* _Work to be completed_: State the number of lines in these records that include the word "emissions", and add nothing to it.
--- Start of Dataset excerpts ---
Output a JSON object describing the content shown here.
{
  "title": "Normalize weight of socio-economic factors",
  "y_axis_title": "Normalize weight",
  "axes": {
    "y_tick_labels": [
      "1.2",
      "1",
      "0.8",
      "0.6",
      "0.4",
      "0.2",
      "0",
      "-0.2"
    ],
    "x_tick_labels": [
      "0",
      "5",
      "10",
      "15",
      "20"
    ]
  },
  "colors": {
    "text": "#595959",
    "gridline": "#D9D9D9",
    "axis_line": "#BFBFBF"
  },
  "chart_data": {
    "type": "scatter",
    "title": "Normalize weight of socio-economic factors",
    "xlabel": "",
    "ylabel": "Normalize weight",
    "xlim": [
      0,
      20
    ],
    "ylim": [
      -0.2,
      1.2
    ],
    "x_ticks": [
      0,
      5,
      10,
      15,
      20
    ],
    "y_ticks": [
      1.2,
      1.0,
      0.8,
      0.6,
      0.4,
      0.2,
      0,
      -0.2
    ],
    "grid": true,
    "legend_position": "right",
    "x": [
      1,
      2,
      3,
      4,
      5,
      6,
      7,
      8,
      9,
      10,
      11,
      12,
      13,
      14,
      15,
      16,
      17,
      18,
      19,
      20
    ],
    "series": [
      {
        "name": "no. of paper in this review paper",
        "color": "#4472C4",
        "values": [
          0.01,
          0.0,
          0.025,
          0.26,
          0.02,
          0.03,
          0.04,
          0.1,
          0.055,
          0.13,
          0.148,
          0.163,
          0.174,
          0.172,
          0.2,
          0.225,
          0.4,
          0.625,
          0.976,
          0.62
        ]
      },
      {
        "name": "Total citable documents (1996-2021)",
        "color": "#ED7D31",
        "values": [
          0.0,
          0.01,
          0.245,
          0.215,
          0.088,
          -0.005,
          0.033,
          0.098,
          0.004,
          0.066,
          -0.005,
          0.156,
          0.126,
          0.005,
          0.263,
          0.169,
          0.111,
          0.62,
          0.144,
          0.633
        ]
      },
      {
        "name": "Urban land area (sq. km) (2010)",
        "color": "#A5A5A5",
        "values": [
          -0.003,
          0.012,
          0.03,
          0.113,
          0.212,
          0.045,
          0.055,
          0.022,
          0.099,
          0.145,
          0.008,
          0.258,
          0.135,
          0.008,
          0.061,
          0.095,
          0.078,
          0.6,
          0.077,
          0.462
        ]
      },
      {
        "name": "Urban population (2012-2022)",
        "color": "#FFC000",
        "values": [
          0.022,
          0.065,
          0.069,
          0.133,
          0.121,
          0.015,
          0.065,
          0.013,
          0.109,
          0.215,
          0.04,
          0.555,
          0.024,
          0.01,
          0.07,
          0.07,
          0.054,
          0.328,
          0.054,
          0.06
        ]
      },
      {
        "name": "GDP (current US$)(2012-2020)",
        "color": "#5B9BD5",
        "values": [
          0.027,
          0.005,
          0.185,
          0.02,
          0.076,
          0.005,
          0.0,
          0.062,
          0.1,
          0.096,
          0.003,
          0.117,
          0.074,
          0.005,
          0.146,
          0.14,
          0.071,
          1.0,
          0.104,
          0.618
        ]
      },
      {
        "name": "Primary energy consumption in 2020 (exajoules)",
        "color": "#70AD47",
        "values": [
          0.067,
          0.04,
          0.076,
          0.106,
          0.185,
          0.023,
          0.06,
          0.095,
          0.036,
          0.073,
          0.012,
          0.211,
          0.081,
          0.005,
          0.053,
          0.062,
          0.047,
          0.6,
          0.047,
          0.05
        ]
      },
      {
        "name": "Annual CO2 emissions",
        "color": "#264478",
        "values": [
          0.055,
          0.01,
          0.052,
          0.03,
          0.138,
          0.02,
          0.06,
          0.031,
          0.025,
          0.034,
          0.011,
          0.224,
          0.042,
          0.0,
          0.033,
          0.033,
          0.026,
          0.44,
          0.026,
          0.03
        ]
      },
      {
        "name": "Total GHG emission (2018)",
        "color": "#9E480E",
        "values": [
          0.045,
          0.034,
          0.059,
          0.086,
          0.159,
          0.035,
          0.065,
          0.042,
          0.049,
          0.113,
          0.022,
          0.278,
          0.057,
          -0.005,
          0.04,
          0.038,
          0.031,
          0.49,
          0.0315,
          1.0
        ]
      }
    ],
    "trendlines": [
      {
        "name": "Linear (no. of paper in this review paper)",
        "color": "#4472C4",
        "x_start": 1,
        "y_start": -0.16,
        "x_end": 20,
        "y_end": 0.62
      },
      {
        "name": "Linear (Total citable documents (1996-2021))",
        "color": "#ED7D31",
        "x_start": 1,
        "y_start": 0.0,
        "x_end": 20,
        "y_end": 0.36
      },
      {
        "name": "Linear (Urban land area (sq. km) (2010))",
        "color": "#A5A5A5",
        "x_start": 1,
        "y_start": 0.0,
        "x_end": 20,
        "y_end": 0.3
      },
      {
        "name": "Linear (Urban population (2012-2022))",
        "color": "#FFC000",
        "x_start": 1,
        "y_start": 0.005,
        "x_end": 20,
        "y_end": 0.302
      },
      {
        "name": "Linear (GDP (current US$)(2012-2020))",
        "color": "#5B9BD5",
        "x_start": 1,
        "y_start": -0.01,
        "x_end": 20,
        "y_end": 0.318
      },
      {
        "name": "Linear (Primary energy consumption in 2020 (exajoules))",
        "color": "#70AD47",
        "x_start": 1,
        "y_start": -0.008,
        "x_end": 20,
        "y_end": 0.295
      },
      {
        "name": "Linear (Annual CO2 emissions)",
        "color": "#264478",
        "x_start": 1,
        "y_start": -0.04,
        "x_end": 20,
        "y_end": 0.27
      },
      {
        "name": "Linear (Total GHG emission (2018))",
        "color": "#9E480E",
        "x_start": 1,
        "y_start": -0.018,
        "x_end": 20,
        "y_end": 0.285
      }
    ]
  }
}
--- End of Dataset excerpts ---
* _Answer for the task_: 2